:: Stated task ::
Can you output the material exactly as written, minus any pictures it holds?

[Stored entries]
"""

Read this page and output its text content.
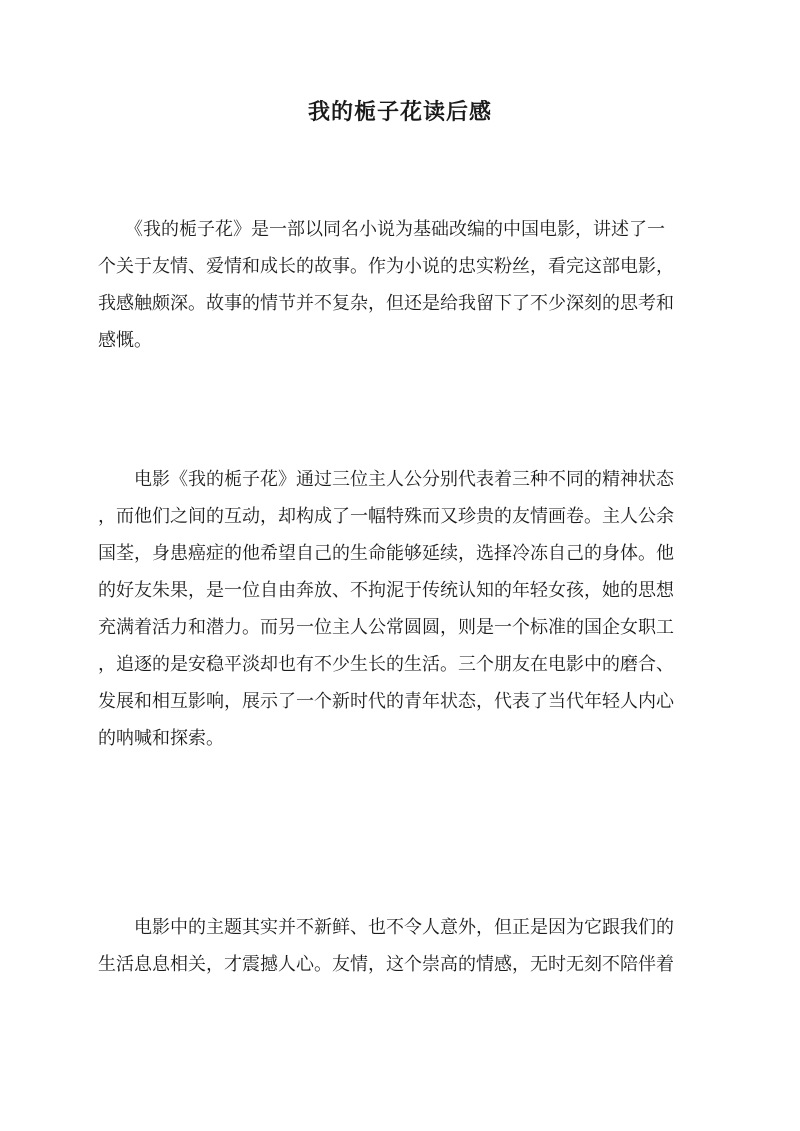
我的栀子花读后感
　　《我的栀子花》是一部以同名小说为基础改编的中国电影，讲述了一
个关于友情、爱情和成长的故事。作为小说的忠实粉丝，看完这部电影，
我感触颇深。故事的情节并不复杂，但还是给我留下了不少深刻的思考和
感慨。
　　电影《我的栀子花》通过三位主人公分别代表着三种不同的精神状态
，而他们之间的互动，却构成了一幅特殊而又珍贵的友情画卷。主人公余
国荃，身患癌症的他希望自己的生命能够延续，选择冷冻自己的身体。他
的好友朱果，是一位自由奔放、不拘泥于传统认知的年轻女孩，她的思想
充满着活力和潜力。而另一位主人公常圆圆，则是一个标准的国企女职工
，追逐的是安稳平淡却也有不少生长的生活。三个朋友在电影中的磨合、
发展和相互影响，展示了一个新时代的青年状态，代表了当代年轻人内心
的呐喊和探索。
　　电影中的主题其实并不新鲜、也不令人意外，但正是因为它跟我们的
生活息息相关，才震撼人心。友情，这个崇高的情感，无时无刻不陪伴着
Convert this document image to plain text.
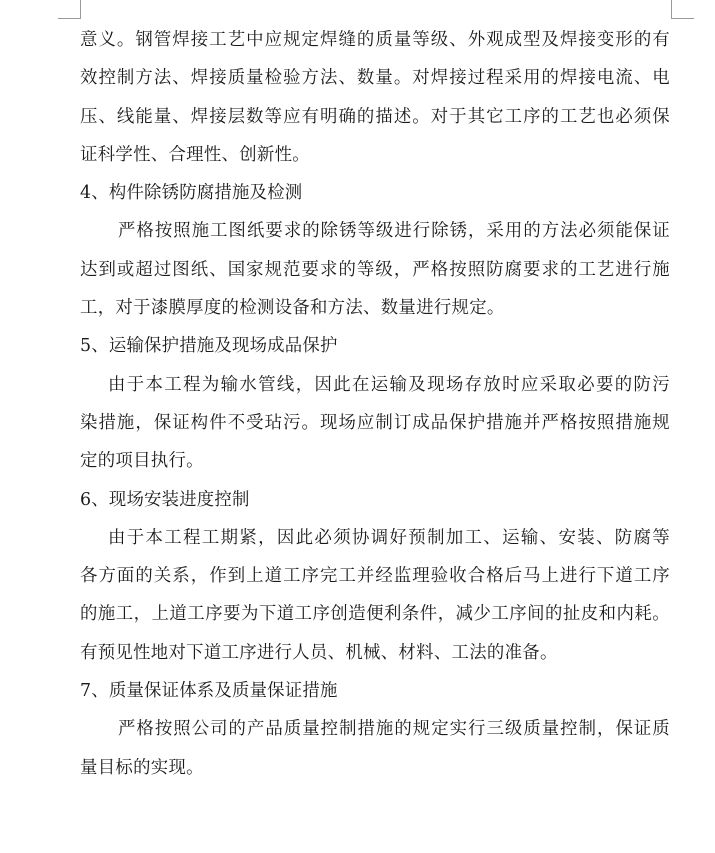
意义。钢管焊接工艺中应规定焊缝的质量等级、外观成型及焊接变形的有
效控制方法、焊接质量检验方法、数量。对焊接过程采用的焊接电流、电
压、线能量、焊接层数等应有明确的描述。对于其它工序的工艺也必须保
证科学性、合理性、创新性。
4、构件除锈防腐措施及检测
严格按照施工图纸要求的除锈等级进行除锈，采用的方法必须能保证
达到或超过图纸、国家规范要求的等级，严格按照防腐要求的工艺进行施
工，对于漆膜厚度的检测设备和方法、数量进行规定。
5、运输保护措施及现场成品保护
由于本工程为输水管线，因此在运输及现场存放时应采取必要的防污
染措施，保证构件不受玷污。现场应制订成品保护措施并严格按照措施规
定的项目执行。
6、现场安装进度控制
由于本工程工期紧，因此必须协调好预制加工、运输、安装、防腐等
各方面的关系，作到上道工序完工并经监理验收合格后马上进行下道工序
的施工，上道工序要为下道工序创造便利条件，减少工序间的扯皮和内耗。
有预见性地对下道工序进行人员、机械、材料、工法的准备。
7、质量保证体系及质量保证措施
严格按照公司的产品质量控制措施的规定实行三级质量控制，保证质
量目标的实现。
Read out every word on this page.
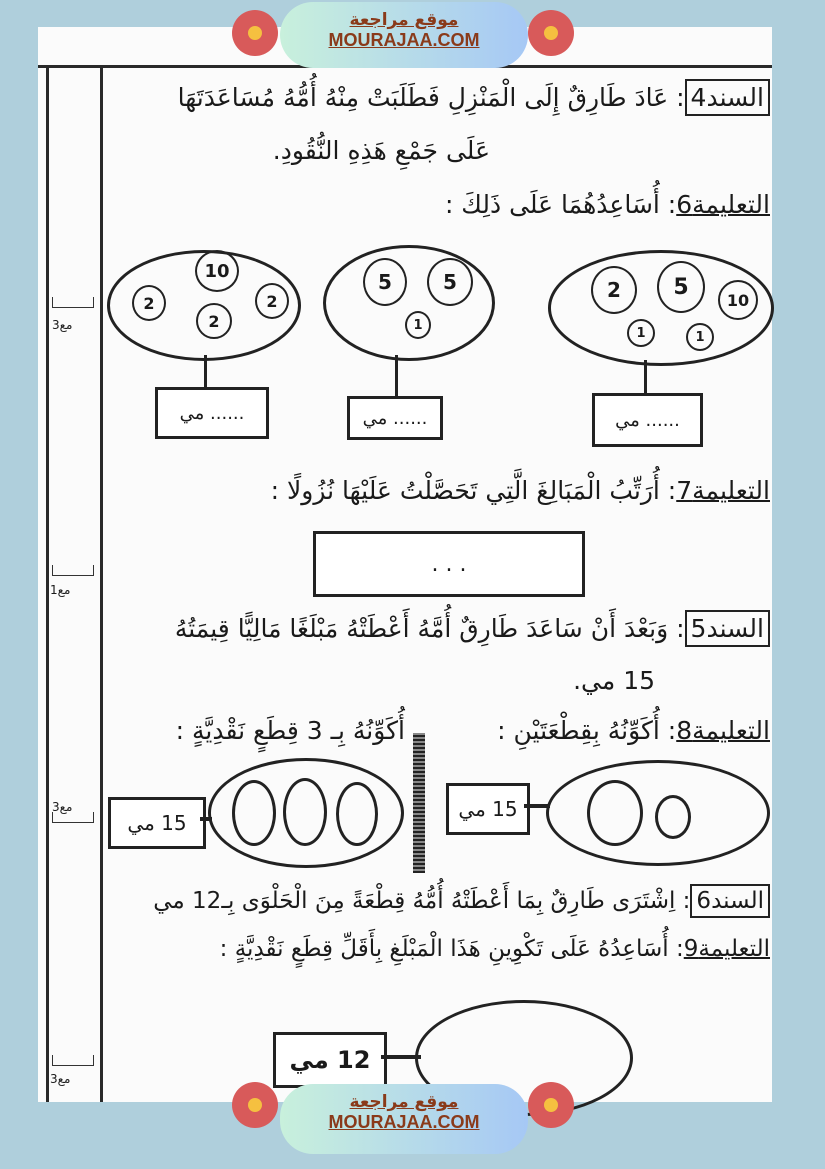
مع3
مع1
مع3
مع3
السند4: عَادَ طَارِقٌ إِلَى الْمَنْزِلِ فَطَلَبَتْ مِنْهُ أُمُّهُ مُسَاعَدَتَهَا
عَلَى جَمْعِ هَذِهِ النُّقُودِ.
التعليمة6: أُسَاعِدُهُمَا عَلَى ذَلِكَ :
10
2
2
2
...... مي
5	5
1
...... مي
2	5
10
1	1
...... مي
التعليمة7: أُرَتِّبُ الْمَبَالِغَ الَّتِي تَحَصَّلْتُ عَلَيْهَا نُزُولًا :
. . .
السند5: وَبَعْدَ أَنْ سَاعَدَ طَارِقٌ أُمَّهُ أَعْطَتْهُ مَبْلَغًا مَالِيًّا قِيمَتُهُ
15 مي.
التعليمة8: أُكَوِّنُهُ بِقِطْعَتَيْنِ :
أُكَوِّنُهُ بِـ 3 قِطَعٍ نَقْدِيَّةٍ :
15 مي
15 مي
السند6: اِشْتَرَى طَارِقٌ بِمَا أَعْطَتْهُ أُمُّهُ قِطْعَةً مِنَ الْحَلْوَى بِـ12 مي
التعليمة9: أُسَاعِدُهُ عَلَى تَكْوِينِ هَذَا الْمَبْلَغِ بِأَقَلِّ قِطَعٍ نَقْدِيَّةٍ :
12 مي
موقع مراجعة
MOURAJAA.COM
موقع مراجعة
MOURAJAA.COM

"""

:: Written solution ::
Read this page and output its text content.
我的栀子花读后感
　　《我的栀子花》是一部以同名小说为基础改编的中国电影，讲述了一
个关于友情、爱情和成长的故事。作为小说的忠实粉丝，看完这部电影，
我感触颇深。故事的情节并不复杂，但还是给我留下了不少深刻的思考和
感慨。
　　电影《我的栀子花》通过三位主人公分别代表着三种不同的精神状态
，而他们之间的互动，却构成了一幅特殊而又珍贵的友情画卷。主人公余
国荃，身患癌症的他希望自己的生命能够延续，选择冷冻自己的身体。他
的好友朱果，是一位自由奔放、不拘泥于传统认知的年轻女孩，她的思想
充满着活力和潜力。而另一位主人公常圆圆，则是一个标准的国企女职工
，追逐的是安稳平淡却也有不少生长的生活。三个朋友在电影中的磨合、
发展和相互影响，展示了一个新时代的青年状态，代表了当代年轻人内心
的呐喊和探索。
　　电影中的主题其实并不新鲜、也不令人意外，但正是因为它跟我们的
生活息息相关，才震撼人心。友情，这个崇高的情感，无时无刻不陪伴着
Convert this document image to plain text.
意义。钢管焊接工艺中应规定焊缝的质量等级、外观成型及焊接变形的有
效控制方法、焊接质量检验方法、数量。对焊接过程采用的焊接电流、电
压、线能量、焊接层数等应有明确的描述。对于其它工序的工艺也必须保
证科学性、合理性、创新性。
4、构件除锈防腐措施及检测
严格按照施工图纸要求的除锈等级进行除锈，采用的方法必须能保证
达到或超过图纸、国家规范要求的等级，严格按照防腐要求的工艺进行施
工，对于漆膜厚度的检测设备和方法、数量进行规定。
5、运输保护措施及现场成品保护
由于本工程为输水管线，因此在运输及现场存放时应采取必要的防污
染措施，保证构件不受玷污。现场应制订成品保护措施并严格按照措施规
定的项目执行。
6、现场安装进度控制
由于本工程工期紧，因此必须协调好预制加工、运输、安装、防腐等
各方面的关系，作到上道工序完工并经监理验收合格后马上进行下道工序
的施工，上道工序要为下道工序创造便利条件，减少工序间的扯皮和内耗。
有预见性地对下道工序进行人员、机械、材料、工法的准备。
7、质量保证体系及质量保证措施
严格按照公司的产品质量控制措施的规定实行三级质量控制，保证质
量目标的实现。
Read out every word on this page.
مع3
مع1
مع3
مع3
السند4: عَادَ طَارِقٌ إِلَى الْمَنْزِلِ فَطَلَبَتْ مِنْهُ أُمُّهُ مُسَاعَدَتَهَا
عَلَى جَمْعِ هَذِهِ النُّقُودِ.
التعليمة6: أُسَاعِدُهُمَا عَلَى ذَلِكَ :
10
2
2
2
...... مي
5	5
1
...... مي
2	5
10
1	1
...... مي
التعليمة7: أُرَتِّبُ الْمَبَالِغَ الَّتِي تَحَصَّلْتُ عَلَيْهَا نُزُولًا :
. . .
السند5: وَبَعْدَ أَنْ سَاعَدَ طَارِقٌ أُمَّهُ أَعْطَتْهُ مَبْلَغًا مَالِيًّا قِيمَتُهُ
15 مي.
التعليمة8: أُكَوِّنُهُ بِقِطْعَتَيْنِ :
أُكَوِّنُهُ بِـ 3 قِطَعٍ نَقْدِيَّةٍ :
15 مي
15 مي
السند6: اِشْتَرَى طَارِقٌ بِمَا أَعْطَتْهُ أُمُّهُ قِطْعَةً مِنَ الْحَلْوَى بِـ12 مي
التعليمة9: أُسَاعِدُهُ عَلَى تَكْوِينِ هَذَا الْمَبْلَغِ بِأَقَلِّ قِطَعٍ نَقْدِيَّةٍ :
12 مي
موقع مراجعة
MOURAJAA.COM
موقع مراجعة
MOURAJAA.COM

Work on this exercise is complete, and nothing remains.